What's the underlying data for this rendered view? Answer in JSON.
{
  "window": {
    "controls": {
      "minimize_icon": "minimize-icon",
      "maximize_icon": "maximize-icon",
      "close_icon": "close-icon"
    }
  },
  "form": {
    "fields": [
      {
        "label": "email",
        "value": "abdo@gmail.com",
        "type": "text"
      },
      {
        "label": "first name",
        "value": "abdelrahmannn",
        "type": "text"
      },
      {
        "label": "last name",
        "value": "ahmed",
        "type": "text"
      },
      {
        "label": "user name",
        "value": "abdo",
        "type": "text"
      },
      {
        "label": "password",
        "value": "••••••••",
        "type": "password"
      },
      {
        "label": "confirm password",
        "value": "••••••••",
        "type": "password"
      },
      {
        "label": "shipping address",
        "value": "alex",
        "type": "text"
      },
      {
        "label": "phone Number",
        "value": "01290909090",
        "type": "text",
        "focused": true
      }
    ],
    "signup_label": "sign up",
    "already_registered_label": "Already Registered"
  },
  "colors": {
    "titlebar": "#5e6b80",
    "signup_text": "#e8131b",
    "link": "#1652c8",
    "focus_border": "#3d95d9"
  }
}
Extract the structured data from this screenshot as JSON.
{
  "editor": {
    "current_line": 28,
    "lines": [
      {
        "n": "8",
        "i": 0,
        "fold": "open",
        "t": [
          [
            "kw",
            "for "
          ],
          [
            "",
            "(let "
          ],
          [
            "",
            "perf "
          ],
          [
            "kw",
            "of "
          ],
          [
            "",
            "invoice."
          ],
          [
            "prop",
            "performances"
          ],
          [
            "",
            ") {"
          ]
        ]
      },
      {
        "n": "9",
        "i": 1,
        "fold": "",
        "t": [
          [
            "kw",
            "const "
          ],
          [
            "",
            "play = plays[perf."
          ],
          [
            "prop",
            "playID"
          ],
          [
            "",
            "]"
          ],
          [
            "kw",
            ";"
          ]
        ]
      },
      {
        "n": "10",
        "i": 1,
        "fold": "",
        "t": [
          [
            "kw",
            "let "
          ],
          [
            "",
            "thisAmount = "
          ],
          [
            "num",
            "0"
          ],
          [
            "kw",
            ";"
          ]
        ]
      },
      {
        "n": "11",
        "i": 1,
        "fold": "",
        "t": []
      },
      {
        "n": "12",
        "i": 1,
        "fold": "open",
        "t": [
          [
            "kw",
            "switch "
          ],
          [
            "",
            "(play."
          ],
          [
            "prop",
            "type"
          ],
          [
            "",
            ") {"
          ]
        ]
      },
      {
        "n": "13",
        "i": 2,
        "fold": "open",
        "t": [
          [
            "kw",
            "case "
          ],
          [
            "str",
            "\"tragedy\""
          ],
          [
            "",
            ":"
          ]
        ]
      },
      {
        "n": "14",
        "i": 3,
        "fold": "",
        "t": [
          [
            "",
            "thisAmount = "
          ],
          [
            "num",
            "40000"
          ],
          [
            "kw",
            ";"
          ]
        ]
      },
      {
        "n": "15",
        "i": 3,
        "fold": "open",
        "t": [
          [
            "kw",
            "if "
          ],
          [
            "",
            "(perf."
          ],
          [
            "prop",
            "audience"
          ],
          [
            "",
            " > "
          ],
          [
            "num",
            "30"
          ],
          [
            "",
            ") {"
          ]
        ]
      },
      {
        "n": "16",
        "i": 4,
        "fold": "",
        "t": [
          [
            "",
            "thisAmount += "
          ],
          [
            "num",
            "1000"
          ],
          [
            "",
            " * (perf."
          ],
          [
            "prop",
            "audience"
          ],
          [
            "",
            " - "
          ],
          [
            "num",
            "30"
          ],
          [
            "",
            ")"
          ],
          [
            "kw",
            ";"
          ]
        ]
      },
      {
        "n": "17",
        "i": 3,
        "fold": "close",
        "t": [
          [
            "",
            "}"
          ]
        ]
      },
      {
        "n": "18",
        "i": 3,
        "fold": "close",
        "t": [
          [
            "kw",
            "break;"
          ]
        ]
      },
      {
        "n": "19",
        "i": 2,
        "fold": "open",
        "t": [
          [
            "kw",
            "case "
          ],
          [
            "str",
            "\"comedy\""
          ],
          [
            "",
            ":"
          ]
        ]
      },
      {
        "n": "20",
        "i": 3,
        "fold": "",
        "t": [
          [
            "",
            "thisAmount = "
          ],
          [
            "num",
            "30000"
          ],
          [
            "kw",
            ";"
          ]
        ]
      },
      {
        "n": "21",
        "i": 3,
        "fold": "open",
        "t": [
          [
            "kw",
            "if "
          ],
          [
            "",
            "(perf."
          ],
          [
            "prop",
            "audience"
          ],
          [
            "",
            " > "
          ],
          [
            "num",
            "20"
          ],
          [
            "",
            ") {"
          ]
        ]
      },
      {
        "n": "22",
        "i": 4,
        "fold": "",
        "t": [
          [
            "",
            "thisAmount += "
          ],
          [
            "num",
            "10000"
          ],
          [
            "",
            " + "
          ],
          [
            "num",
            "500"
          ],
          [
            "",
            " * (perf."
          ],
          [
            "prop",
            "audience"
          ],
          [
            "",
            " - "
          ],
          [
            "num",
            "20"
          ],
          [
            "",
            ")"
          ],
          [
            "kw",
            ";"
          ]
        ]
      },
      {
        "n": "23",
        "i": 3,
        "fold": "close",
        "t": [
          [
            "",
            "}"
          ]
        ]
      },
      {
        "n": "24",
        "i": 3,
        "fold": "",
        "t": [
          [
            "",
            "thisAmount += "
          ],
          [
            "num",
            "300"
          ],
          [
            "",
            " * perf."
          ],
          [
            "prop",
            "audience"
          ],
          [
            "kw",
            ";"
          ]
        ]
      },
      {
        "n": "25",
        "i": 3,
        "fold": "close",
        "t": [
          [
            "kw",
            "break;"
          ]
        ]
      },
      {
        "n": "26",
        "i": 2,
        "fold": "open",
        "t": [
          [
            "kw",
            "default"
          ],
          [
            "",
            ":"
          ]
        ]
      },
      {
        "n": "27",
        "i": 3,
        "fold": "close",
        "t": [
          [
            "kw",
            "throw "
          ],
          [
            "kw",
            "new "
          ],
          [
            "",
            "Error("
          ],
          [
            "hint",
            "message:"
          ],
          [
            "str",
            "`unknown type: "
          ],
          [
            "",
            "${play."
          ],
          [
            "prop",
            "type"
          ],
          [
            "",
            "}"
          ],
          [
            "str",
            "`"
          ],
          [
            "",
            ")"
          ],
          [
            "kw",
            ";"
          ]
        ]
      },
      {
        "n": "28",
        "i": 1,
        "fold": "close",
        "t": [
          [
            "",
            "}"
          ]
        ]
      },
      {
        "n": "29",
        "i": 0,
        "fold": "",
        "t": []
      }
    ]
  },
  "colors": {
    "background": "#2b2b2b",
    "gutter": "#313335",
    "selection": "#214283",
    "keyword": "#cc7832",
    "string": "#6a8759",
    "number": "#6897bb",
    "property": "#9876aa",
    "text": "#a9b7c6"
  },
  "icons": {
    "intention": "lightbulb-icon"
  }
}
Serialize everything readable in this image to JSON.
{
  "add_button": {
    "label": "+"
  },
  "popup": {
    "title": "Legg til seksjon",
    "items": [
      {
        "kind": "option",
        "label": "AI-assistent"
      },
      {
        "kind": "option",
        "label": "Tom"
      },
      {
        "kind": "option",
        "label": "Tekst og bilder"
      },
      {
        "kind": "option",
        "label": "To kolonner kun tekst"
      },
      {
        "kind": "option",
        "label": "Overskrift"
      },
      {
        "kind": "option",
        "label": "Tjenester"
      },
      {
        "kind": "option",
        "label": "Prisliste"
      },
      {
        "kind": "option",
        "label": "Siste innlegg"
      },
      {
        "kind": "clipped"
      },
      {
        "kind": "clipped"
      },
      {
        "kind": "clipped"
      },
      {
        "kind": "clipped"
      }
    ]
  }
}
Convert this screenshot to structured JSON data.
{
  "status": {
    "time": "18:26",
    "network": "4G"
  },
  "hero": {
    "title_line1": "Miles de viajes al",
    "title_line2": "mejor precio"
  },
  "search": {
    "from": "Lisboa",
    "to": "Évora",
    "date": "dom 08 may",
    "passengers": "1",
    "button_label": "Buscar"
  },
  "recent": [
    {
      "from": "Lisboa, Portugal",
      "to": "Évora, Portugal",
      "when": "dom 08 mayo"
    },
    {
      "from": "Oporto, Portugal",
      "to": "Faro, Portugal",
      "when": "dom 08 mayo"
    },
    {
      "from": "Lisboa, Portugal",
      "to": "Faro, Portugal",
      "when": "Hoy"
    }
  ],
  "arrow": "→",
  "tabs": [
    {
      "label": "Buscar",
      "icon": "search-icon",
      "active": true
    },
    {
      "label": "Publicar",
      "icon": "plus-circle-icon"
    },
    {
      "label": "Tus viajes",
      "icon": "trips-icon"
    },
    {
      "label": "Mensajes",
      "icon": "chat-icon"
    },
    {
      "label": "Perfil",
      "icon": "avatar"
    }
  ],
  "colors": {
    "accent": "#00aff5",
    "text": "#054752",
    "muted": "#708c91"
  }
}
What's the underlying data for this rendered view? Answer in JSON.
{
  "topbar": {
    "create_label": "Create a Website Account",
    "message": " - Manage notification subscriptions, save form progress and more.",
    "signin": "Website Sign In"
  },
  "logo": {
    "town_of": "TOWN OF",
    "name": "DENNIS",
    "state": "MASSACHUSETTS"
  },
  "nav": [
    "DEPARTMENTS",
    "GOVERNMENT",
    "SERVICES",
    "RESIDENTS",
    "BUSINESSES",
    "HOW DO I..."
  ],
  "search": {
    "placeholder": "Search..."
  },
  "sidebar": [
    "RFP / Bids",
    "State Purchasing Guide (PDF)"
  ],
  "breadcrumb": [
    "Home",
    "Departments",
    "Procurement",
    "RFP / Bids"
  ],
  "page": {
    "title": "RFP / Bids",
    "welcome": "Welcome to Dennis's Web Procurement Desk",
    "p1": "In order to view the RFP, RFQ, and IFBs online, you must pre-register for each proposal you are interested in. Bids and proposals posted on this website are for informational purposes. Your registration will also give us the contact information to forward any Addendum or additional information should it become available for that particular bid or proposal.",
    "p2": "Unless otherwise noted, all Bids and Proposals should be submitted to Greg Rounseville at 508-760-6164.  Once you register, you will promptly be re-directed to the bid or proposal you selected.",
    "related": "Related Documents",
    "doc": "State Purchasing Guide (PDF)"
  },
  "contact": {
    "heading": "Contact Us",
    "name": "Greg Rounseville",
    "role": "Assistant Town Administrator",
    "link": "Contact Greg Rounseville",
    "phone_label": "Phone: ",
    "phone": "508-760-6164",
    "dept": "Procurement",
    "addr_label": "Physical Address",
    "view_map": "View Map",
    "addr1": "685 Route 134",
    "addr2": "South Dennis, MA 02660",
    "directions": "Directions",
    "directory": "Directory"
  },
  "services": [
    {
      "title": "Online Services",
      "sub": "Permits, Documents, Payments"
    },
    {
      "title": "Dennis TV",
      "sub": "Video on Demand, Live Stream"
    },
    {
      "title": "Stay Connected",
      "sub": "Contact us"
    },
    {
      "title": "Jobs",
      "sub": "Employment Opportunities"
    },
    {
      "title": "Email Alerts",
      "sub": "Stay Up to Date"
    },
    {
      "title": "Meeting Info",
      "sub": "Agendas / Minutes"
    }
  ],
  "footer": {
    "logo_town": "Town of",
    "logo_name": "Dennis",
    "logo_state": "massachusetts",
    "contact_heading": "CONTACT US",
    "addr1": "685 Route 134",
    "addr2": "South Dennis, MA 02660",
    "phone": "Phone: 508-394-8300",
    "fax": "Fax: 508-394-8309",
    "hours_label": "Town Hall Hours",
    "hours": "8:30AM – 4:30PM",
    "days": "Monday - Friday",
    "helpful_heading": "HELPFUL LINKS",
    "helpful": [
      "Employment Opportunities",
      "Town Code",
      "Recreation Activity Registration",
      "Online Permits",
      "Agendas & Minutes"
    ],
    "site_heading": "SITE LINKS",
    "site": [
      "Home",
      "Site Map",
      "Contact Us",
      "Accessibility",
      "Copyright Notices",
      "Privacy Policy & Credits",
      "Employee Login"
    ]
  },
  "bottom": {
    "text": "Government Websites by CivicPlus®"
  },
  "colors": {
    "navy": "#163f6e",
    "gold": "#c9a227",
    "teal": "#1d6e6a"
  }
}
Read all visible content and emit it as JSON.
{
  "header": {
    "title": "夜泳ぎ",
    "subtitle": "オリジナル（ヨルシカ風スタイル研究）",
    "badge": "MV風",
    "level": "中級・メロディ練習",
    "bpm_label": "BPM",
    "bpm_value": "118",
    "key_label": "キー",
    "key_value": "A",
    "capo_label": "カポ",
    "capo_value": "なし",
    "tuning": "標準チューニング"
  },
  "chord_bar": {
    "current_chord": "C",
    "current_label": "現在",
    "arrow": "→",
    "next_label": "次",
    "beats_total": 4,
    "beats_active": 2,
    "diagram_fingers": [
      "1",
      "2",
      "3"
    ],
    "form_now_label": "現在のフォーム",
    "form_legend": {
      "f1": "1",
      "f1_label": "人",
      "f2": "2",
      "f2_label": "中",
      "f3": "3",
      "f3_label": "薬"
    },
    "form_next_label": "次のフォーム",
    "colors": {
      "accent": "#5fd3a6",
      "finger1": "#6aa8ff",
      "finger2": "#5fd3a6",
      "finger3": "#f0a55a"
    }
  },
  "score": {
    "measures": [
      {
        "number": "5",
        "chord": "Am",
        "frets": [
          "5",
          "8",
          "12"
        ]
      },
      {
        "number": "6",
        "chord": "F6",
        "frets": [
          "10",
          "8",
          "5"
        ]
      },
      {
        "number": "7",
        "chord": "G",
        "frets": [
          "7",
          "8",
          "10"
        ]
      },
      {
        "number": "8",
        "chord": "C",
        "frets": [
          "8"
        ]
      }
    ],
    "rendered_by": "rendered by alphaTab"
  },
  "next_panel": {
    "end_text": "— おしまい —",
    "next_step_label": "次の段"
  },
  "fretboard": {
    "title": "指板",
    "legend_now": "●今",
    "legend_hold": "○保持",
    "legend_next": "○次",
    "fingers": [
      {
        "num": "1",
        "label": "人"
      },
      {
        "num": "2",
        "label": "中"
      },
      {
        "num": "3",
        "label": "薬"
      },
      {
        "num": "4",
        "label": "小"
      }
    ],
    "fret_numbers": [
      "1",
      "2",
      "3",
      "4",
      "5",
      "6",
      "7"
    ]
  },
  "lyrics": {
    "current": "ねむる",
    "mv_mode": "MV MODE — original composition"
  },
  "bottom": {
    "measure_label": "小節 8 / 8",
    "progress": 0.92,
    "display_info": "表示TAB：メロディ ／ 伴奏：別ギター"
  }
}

** STATED TASK **
Review the material and copy each line in which the word "Purchasing" appears.

** EXERCISE RESULT **
    "State Purchasing Guide (PDF)"
    "doc": "State Purchasing Guide (PDF)"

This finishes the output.